◆ Exercise requirements ◆
Retype each of the following lines exactly as it appears.
--- begin Record excerpts ---
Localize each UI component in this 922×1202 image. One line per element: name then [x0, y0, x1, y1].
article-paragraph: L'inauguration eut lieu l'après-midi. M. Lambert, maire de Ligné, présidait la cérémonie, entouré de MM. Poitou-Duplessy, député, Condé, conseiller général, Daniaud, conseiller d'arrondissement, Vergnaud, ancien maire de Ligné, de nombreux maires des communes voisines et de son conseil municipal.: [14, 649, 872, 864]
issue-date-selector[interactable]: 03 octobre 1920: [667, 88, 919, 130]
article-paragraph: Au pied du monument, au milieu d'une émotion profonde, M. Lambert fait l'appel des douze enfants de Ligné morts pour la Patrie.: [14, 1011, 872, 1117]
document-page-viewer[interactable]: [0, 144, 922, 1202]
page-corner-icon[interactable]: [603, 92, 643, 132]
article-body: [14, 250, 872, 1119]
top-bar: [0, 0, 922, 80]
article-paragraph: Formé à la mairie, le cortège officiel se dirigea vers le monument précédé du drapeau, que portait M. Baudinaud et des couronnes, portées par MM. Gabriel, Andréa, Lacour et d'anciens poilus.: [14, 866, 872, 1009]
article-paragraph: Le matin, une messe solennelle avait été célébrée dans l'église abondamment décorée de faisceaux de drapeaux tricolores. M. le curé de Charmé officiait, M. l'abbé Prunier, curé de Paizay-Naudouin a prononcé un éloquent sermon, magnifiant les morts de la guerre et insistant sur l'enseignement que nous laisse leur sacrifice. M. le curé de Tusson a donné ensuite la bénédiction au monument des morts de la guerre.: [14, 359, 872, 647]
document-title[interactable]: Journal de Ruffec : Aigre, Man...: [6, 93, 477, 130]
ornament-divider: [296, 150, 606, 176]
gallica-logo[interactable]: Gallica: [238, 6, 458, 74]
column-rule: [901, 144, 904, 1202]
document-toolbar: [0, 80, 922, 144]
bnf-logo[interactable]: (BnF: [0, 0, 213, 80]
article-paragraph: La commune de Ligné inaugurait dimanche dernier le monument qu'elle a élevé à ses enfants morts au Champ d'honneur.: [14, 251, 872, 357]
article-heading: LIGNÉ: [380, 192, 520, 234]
--- end Record excerpts ---
◆ The reply ◆
Localize each UI component in this 922×1202 image. One line per element: name then [x0, y0, x1, y1].
article-paragraph: L'inauguration eut lieu l'après-midi. M. Lambert, maire de Ligné, présidait la cérémonie, entouré de MM. Poitou-Duplessy, député, Condé, conseiller général, Daniaud, conseiller d'arrondissement, Vergnaud, ancien maire de Ligné, de nombreux maires des communes voisines et de son conseil municipal.: [14, 649, 872, 864]
issue-date-selector[interactable]: 03 octobre 1920: [667, 88, 919, 130]
article-paragraph: Au pied du monument, au milieu d'une émotion profonde, M. Lambert fait l'appel des douze enfants de Ligné morts pour la Patrie.: [14, 1011, 872, 1117]
document-page-viewer[interactable]: [0, 144, 922, 1202]
page-corner-icon[interactable]: [603, 92, 643, 132]
article-body: [14, 250, 872, 1119]
top-bar: [0, 0, 922, 80]
article-paragraph: Formé à la mairie, le cortège officiel se dirigea vers le monument précédé du drapeau, que portait M. Baudinaud et des couronnes, portées par MM. Gabriel, Andréa, Lacour et d'anciens poilus.: [14, 866, 872, 1009]
article-paragraph: Le matin, une messe solennelle avait été célébrée dans l'église abondamment décorée de faisceaux de drapeaux tricolores. M. le curé de Charmé officiait, M. l'abbé Prunier, curé de Paizay-Naudouin a prononcé un éloquent sermon, magnifiant les morts de la guerre et insistant sur l'enseignement que nous laisse leur sacrifice. M. le curé de Tusson a donné ensuite la bénédiction au monument des morts de la guerre.: [14, 359, 872, 647]
document-title[interactable]: Journal de Ruffec : Aigre, Man...: [6, 93, 477, 130]
ornament-divider: [296, 150, 606, 176]
gallica-logo[interactable]: Gallica: [238, 6, 458, 74]
column-rule: [901, 144, 904, 1202]
document-toolbar: [0, 80, 922, 144]
bnf-logo[interactable]: (BnF: [0, 0, 213, 80]
article-paragraph: La commune de Ligné inaugurait dimanche dernier le monument qu'elle a élevé à ses enfants morts au Champ d'honneur.: [14, 251, 872, 357]
article-heading: LIGNÉ: [380, 192, 520, 234]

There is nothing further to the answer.